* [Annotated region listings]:
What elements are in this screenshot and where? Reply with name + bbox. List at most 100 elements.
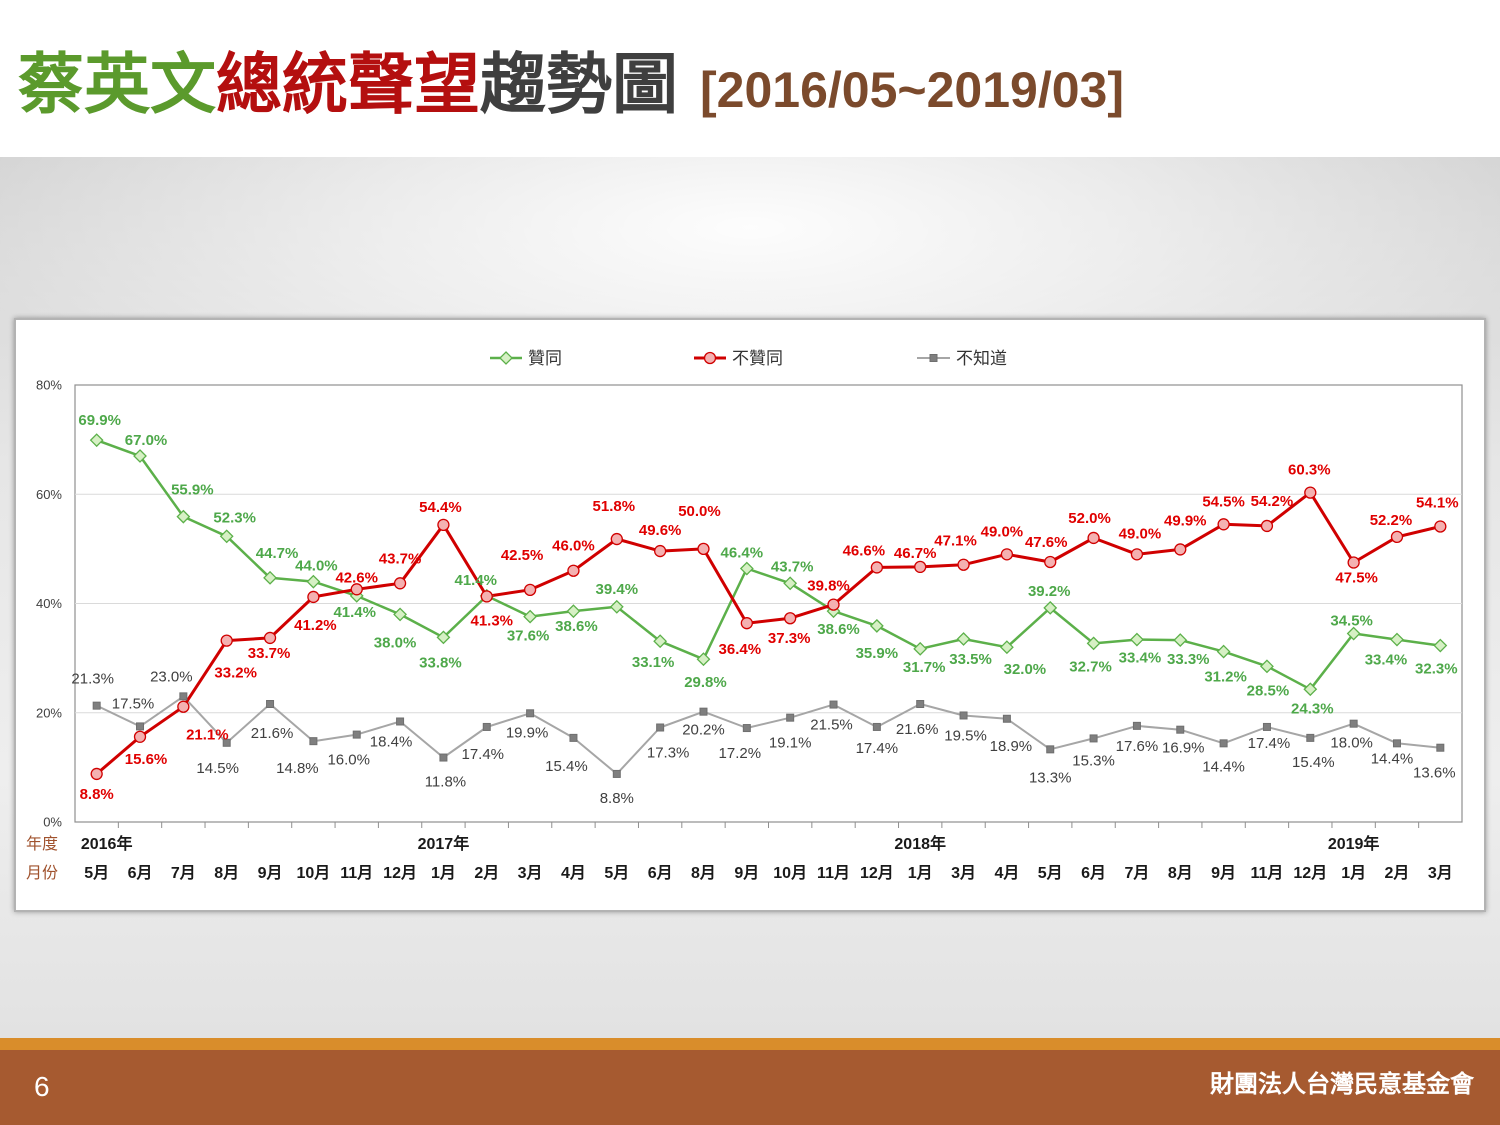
approve-data-label: 39.4% — [596, 581, 639, 598]
disapprove-point — [1347, 556, 1360, 569]
chart-frame: 0% 20% 40% 60% 80% 年度 月份 5月 6月 7月 8月 9月 10月 11月 12月 1月 2… — [14, 318, 1486, 912]
month-label: 11月 — [1250, 864, 1283, 882]
approve-point — [1173, 633, 1188, 648]
unknown-point — [872, 722, 881, 731]
approve-data-label: 29.8% — [684, 674, 727, 691]
disapprove-data-label: 33.2% — [214, 665, 257, 682]
slide-title: 蔡英文總統聲望趨勢圖 [2016/05~2019/03] — [18, 52, 1124, 118]
unknown-point — [526, 709, 535, 718]
unknown-point — [266, 700, 275, 709]
unknown-point — [179, 692, 188, 701]
approve-point — [653, 634, 668, 649]
month-label: 2月 — [474, 864, 499, 882]
unknown-data-label: 19.9% — [506, 724, 549, 741]
disapprove-data-label: 41.2% — [294, 617, 337, 634]
year-label: 2019年 — [1328, 834, 1380, 853]
month-row-label: 月份 — [26, 864, 58, 882]
approve-data-label: 55.9% — [171, 482, 214, 499]
approve-point — [739, 561, 754, 576]
unknown-point — [786, 713, 795, 722]
approve-data-label: 33.1% — [632, 654, 675, 671]
unknown-data-label: 13.6% — [1413, 765, 1456, 782]
approve-point — [436, 630, 451, 645]
approve-point — [696, 652, 711, 667]
approve-data-label: 44.7% — [256, 545, 299, 562]
disapprove-data-label: 41.3% — [470, 612, 513, 629]
month-label: 11月 — [340, 864, 373, 882]
disapprove-data-label: 42.6% — [335, 569, 378, 586]
disapprove-point — [827, 598, 840, 611]
month-label: 9月 — [734, 864, 759, 882]
approve-point — [1390, 632, 1404, 647]
y-tick-label: 40% — [36, 596, 62, 611]
unknown-point — [1436, 743, 1445, 752]
unknown-data-label: 17.2% — [719, 745, 762, 762]
disapprove-data-label: 52.2% — [1370, 512, 1413, 529]
disapprove-data-label: 60.3% — [1288, 462, 1331, 479]
disapprove-point — [177, 700, 190, 713]
disapprove-point — [1000, 548, 1014, 561]
approve-point — [1086, 636, 1101, 651]
approve-data-label: 41.4% — [333, 604, 376, 621]
year-row-label: 年度 — [26, 835, 58, 853]
month-label: 9月 — [1211, 864, 1236, 882]
approve-data-label: 32.3% — [1415, 661, 1458, 678]
legend-item-unknown: 不知道 — [917, 349, 1007, 368]
unknown-point — [222, 738, 231, 747]
unknown-point — [396, 717, 405, 726]
disapprove-point — [870, 561, 884, 574]
unknown-point — [136, 722, 145, 731]
month-label: 12月 — [860, 864, 894, 882]
disapprove-data-label: 47.1% — [934, 533, 977, 550]
legend-marker — [499, 351, 513, 365]
approve-data-label: 38.0% — [374, 634, 417, 651]
unknown-data-label: 21.6% — [251, 725, 294, 742]
unknown-data-label: 17.3% — [647, 744, 690, 761]
unknown-point — [352, 730, 361, 739]
y-tick-label: 60% — [36, 487, 62, 502]
approve-data-label: 33.5% — [949, 651, 992, 668]
disapprove-point — [1304, 486, 1317, 499]
approve-data-label: 34.5% — [1330, 613, 1373, 630]
disapprove-point — [263, 631, 277, 645]
month-label: 7月 — [171, 864, 196, 882]
approve-point — [306, 574, 321, 589]
title-segment-name: 蔡英文 — [18, 46, 216, 123]
disapprove-point — [957, 558, 970, 571]
approve-point — [913, 641, 928, 656]
month-label: 5月 — [1038, 864, 1063, 882]
month-label: 1月 — [431, 864, 456, 882]
disapprove-point — [653, 544, 667, 558]
approve-data-label: 35.9% — [856, 645, 899, 662]
approve-point — [1260, 659, 1274, 674]
disapprove-data-label: 46.6% — [843, 542, 886, 559]
disapprove-data-label: 54.4% — [419, 499, 462, 516]
approve-data-label: 43.7% — [771, 558, 814, 575]
disapprove-point — [697, 542, 710, 556]
disapprove-data-label: 52.0% — [1068, 510, 1111, 527]
unknown-data-label: 18.4% — [370, 733, 413, 750]
disapprove-point — [914, 560, 927, 574]
unknown-point — [829, 700, 838, 709]
disapprove-data-label: 49.0% — [1119, 525, 1162, 542]
disapprove-data-label: 46.7% — [894, 545, 937, 562]
unknown-data-label: 21.5% — [810, 717, 853, 734]
approve-data-label: 31.7% — [903, 659, 946, 676]
unknown-data-label: 23.0% — [150, 668, 193, 685]
disapprove-point — [740, 617, 753, 630]
organization-name: 財團法人台灣民意基金會 — [1210, 1070, 1474, 1098]
disapprove-point — [1087, 531, 1100, 545]
disapprove-point — [393, 577, 407, 590]
approve-data-label: 38.6% — [817, 621, 860, 638]
disapprove-line — [95, 491, 1441, 776]
month-label: 12月 — [1293, 864, 1327, 882]
month-label: 6月 — [128, 864, 153, 882]
unknown-data-label: 17.4% — [461, 746, 504, 763]
approve-data-label: 67.0% — [125, 432, 168, 449]
disapprove-data-label: 33.7% — [248, 645, 291, 662]
disapprove-data-label: 36.4% — [719, 641, 762, 658]
approve-point — [1433, 638, 1448, 653]
unknown-point — [482, 722, 491, 731]
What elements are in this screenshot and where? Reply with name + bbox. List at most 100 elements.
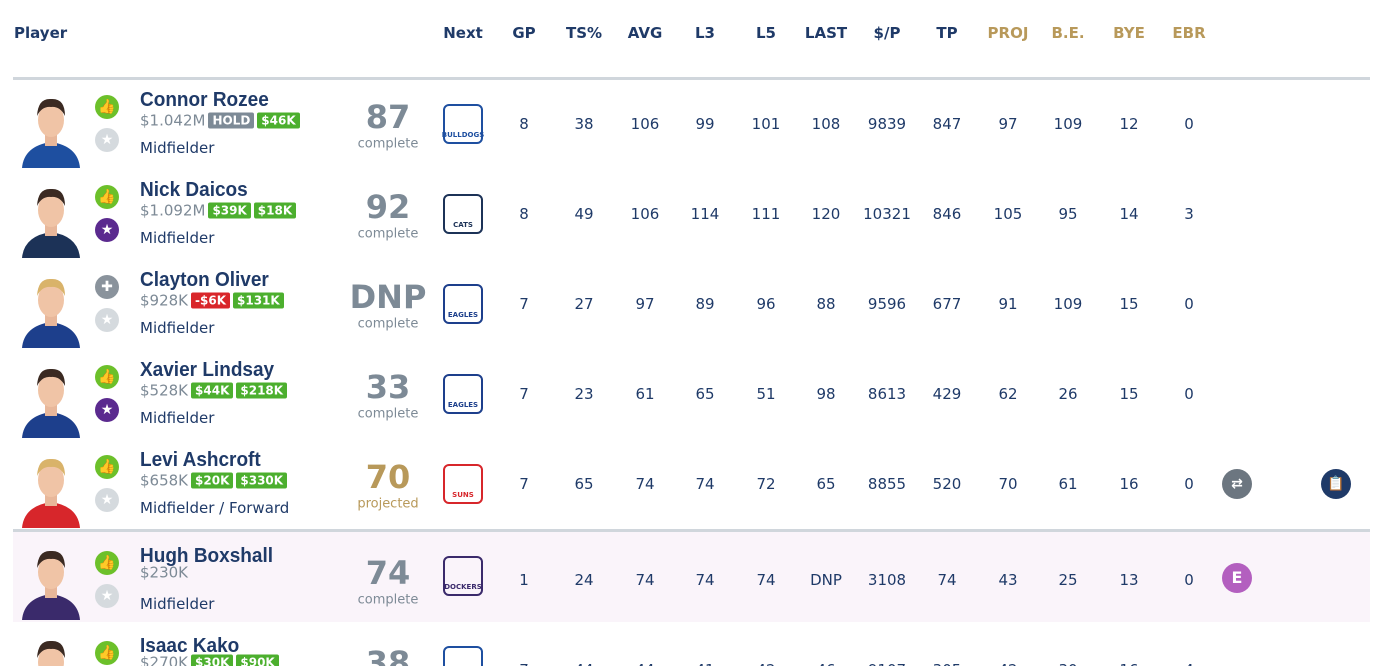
team-logo: CATS [443, 194, 483, 234]
player-avatar [18, 358, 84, 438]
stat-value: 9839 [867, 115, 907, 133]
player-name[interactable]: Clayton Oliver [140, 269, 269, 291]
player-avatar [18, 178, 84, 258]
stat-value: 677 [932, 295, 962, 313]
column-header[interactable]: L3 [695, 24, 715, 42]
column-header[interactable]: AVG [627, 24, 663, 42]
stat-value: 89 [695, 295, 715, 313]
position: Midfielder [140, 319, 215, 337]
player-name[interactable]: Levi Ashcroft [140, 449, 261, 471]
player-name[interactable]: Hugh Boxshall [140, 545, 274, 567]
position: Midfielder [140, 409, 215, 427]
team-logo: DOCKERS [443, 556, 483, 596]
swap-button[interactable]: ⇄ [1222, 469, 1252, 499]
score: 87 [365, 98, 411, 136]
status-icon[interactable]: 👍 [95, 365, 119, 389]
star-icon[interactable]: ★ [95, 308, 119, 332]
stat-value: DNP [810, 571, 842, 589]
stat-value: 74 [695, 571, 715, 589]
player-name[interactable]: Isaac Kako [140, 635, 240, 657]
star-icon[interactable]: ★ [95, 218, 119, 242]
column-header[interactable]: GP [512, 24, 536, 42]
price: $658K [140, 471, 189, 490]
stat-value: 91 [998, 295, 1018, 313]
player-name[interactable]: Connor Rozee [140, 89, 269, 111]
stat-value: 105 [993, 205, 1023, 223]
column-header[interactable]: L5 [756, 24, 776, 42]
player-header[interactable]: Player [14, 24, 68, 42]
stat-value: 15 [1119, 385, 1139, 403]
score: DNP [349, 278, 427, 316]
stat-value: 74 [937, 571, 957, 589]
stat-value: 8855 [867, 475, 907, 493]
stat-value: 95 [1058, 205, 1078, 223]
star-icon[interactable]: ★ [95, 488, 119, 512]
stat-value: 3108 [867, 571, 907, 589]
status-icon[interactable]: 👍 [95, 185, 119, 209]
column-header[interactable]: LAST [804, 24, 848, 42]
stat-value: 74 [756, 571, 776, 589]
stat-value: 42 [756, 661, 775, 666]
team-logo-text: BULLDOGS [441, 131, 485, 139]
stat-value: 97 [998, 115, 1018, 133]
price-tag: $18K [253, 202, 297, 219]
column-header[interactable]: $/P [873, 24, 901, 42]
stat-value: 41 [695, 661, 714, 666]
avatar-svg [22, 188, 80, 258]
status-icon[interactable]: 👍 [95, 95, 119, 119]
stat-value: 38 [574, 115, 594, 133]
column-header[interactable]: PROJ [987, 24, 1029, 42]
stat-value: 96 [756, 295, 776, 313]
score-status: complete [357, 316, 419, 332]
stat-value: 74 [635, 475, 655, 493]
price-line: $1.092M $39K $18K [140, 201, 297, 220]
player-name[interactable]: Xavier Lindsay [140, 359, 275, 381]
stat-value: 65 [695, 385, 715, 403]
stat-value: 51 [756, 385, 776, 403]
column-header[interactable]: B.E. [1051, 24, 1085, 42]
player-avatar [18, 630, 84, 666]
row-divider [13, 529, 1370, 532]
stat-value: 10321 [863, 205, 911, 223]
status-icon[interactable]: 👍 [95, 455, 119, 479]
stat-value: 74 [695, 475, 715, 493]
stat-value: 111 [751, 205, 781, 223]
price-tag: $44K [191, 382, 234, 399]
price-tag: $20K [191, 472, 234, 489]
stat-value: 98 [816, 385, 836, 403]
stat-value: 9596 [867, 295, 907, 313]
player-name[interactable]: Nick Daicos [140, 179, 248, 201]
stat-value: 15 [1119, 295, 1139, 313]
position: Midfielder [140, 139, 215, 157]
stat-value: 108 [811, 115, 841, 133]
price-tag: $39K [208, 202, 251, 219]
status-icon[interactable]: 👍 [95, 641, 119, 665]
column-header[interactable]: BYE [1113, 24, 1145, 42]
star-icon[interactable]: ★ [95, 584, 119, 608]
status-icon[interactable]: ✚ [95, 275, 119, 299]
stat-value: 65 [574, 475, 594, 493]
team-logo: EAGLES [443, 374, 483, 414]
price-tag: $218K [236, 382, 288, 399]
stat-value: 16 [1119, 661, 1138, 666]
score: 74 [365, 554, 411, 592]
column-header[interactable]: Next [443, 24, 483, 42]
star-icon[interactable]: ★ [95, 128, 119, 152]
column-header[interactable]: TS% [565, 24, 603, 42]
stat-value: 106 [630, 205, 660, 223]
stat-value: 43 [998, 571, 1018, 589]
stat-value: 847 [932, 115, 962, 133]
price: $528K [140, 381, 189, 400]
badge[interactable]: E [1222, 563, 1252, 593]
price-tag: $90K [236, 654, 279, 666]
team-logo: BULLDOGS [441, 104, 485, 144]
column-header[interactable]: EBR [1172, 24, 1206, 42]
star-icon[interactable]: ★ [95, 398, 119, 422]
score: 92 [365, 188, 411, 226]
stat-value: 9107 [868, 661, 906, 666]
status-icon[interactable]: 👍 [95, 551, 119, 575]
stat-value: 8613 [867, 385, 907, 403]
stat-value: 24 [574, 571, 594, 589]
notes-button[interactable]: 📋 [1321, 469, 1351, 499]
column-header[interactable]: TP [936, 24, 958, 42]
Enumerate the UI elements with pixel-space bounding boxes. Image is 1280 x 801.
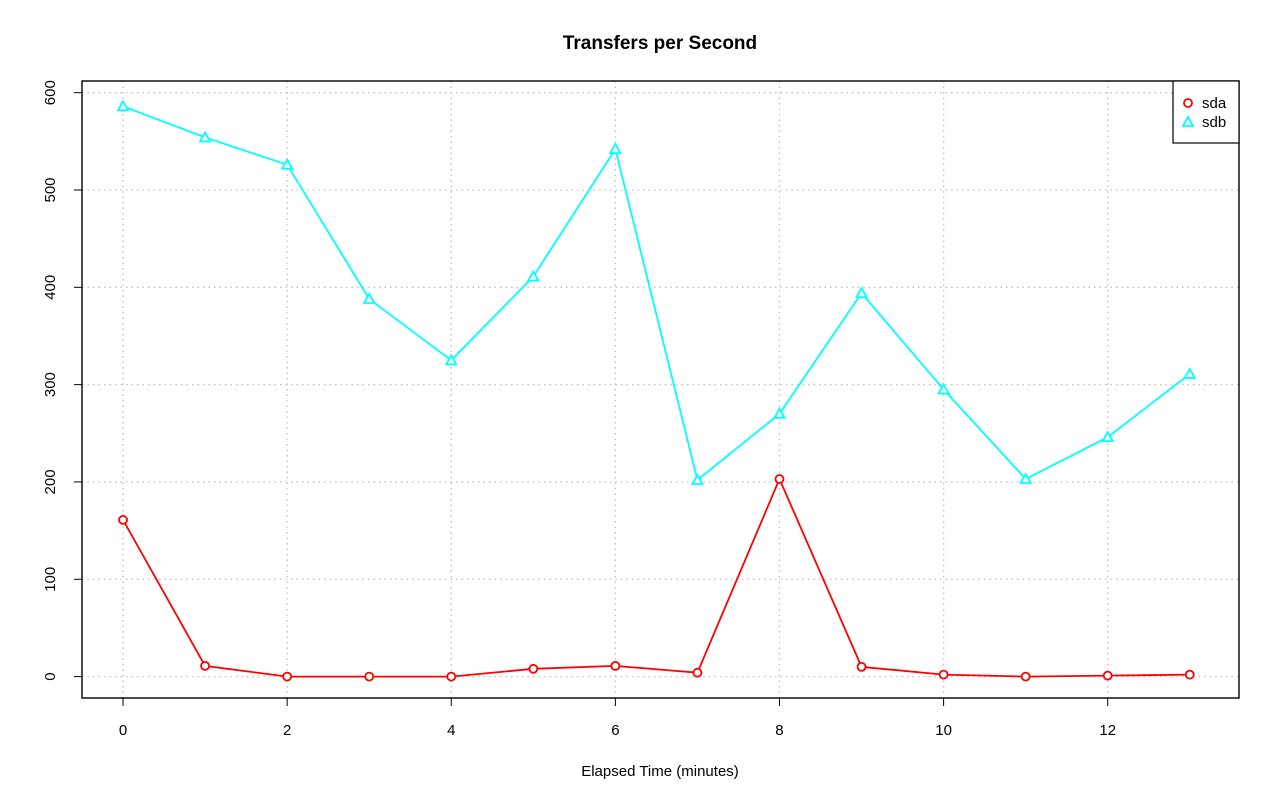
series-line-sdb (122, 105, 1191, 482)
data-point-sda (446, 671, 457, 682)
x-tick-label: 6 (611, 722, 619, 739)
x-axis: 0 2 4 6 8 10 12 (119, 697, 1116, 739)
legend-box (1172, 80, 1240, 144)
y-tick-label: 500 (42, 177, 59, 202)
data-point-sda (1102, 670, 1113, 681)
legend-marker-sdb (1181, 115, 1195, 127)
y-tick-label: 600 (42, 80, 59, 105)
data-point-sdb (444, 353, 458, 366)
data-point-sda (200, 660, 210, 671)
data-point-sdb (772, 406, 787, 419)
data-point-sda (282, 671, 293, 682)
series-sda (118, 474, 1195, 682)
data-point-sda (1184, 669, 1195, 680)
chart-title: Transfers per Second (563, 33, 757, 54)
y-tick-label: 200 (42, 469, 59, 494)
data-point-sdb (1101, 430, 1115, 443)
legend-label-sda: sda (1202, 95, 1227, 112)
data-point-sda (938, 669, 949, 680)
grid-lines (82, 81, 1239, 698)
data-point-sdb (116, 99, 130, 112)
x-tick-label: 12 (1099, 722, 1116, 739)
y-tick-label: 400 (42, 275, 59, 300)
data-point-sda (856, 661, 867, 672)
series-layer (116, 99, 1197, 682)
series-sdb (116, 99, 1197, 485)
x-tick-label: 8 (775, 722, 783, 739)
y-tick-label: 300 (42, 372, 59, 397)
data-point-sda (1020, 671, 1031, 682)
data-point-sdb (280, 157, 294, 170)
data-point-sdb (362, 292, 376, 304)
plot-frame (81, 80, 1240, 699)
data-point-sda (364, 671, 375, 682)
x-tick-label: 2 (283, 722, 291, 739)
data-point-sda (610, 660, 621, 671)
data-point-sdb (690, 473, 704, 485)
x-axis-label: Elapsed Time (minutes) (581, 763, 739, 780)
legend-label-sdb: sdb (1202, 114, 1226, 131)
data-point-sda (692, 667, 703, 678)
data-point-sdb (198, 130, 212, 143)
series-line-sda (122, 476, 1190, 678)
data-point-sdb (1183, 367, 1197, 379)
data-point-sdb (937, 382, 951, 395)
x-tick-label: 0 (119, 722, 127, 739)
data-point-sda (774, 474, 785, 484)
legend-marker-sda (1183, 98, 1193, 108)
data-point-sda (118, 515, 128, 525)
x-tick-label: 4 (447, 722, 455, 739)
data-point-sdb (526, 269, 540, 282)
data-point-sdb (855, 286, 869, 299)
y-tick-label: 0 (42, 672, 59, 680)
x-tick-label: 10 (935, 722, 952, 739)
y-axis: 0 100 200 300 400 500 600 (42, 80, 82, 681)
y-tick-label: 100 (42, 567, 59, 592)
data-point-sdb (608, 142, 622, 155)
legend: sda sdb (1172, 80, 1240, 144)
data-point-sdb (1019, 472, 1033, 484)
data-point-sda (528, 663, 539, 674)
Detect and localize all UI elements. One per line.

* [WHAT IS REQUIRED]: Can you pull out the lines from the one containing "series-line-sdb (122, 105, 1191, 482)" through the one containing "data-point-sda (1020, 671, 1031, 682)", both included, and copy them unchanged?

* [THE COMPLETED TASK]:
series-line-sdb (122, 105, 1191, 482)
data-point-sda (446, 671, 457, 682)
x-tick-label: 6 (611, 722, 619, 739)
x-axis: 0 2 4 6 8 10 12 (119, 697, 1116, 739)
legend-box (1172, 80, 1240, 144)
y-tick-label: 500 (42, 177, 59, 202)
data-point-sda (1102, 670, 1113, 681)
legend-marker-sdb (1181, 115, 1195, 127)
y-tick-label: 600 (42, 80, 59, 105)
data-point-sdb (444, 353, 458, 366)
data-point-sda (200, 660, 210, 671)
data-point-sdb (772, 406, 787, 419)
data-point-sda (282, 671, 293, 682)
series-sda (118, 474, 1195, 682)
data-point-sda (1184, 669, 1195, 680)
chart-title: Transfers per Second (563, 33, 757, 54)
y-tick-label: 200 (42, 469, 59, 494)
data-point-sdb (1101, 430, 1115, 443)
legend-label-sda: sda (1202, 95, 1227, 112)
data-point-sda (938, 669, 949, 680)
grid-lines (82, 81, 1239, 698)
data-point-sdb (116, 99, 130, 112)
x-tick-label: 12 (1099, 722, 1116, 739)
y-tick-label: 400 (42, 275, 59, 300)
data-point-sda (856, 661, 867, 672)
series-layer (116, 99, 1197, 682)
series-sdb (116, 99, 1197, 485)
x-tick-label: 8 (775, 722, 783, 739)
y-tick-label: 300 (42, 372, 59, 397)
data-point-sda (1020, 671, 1031, 682)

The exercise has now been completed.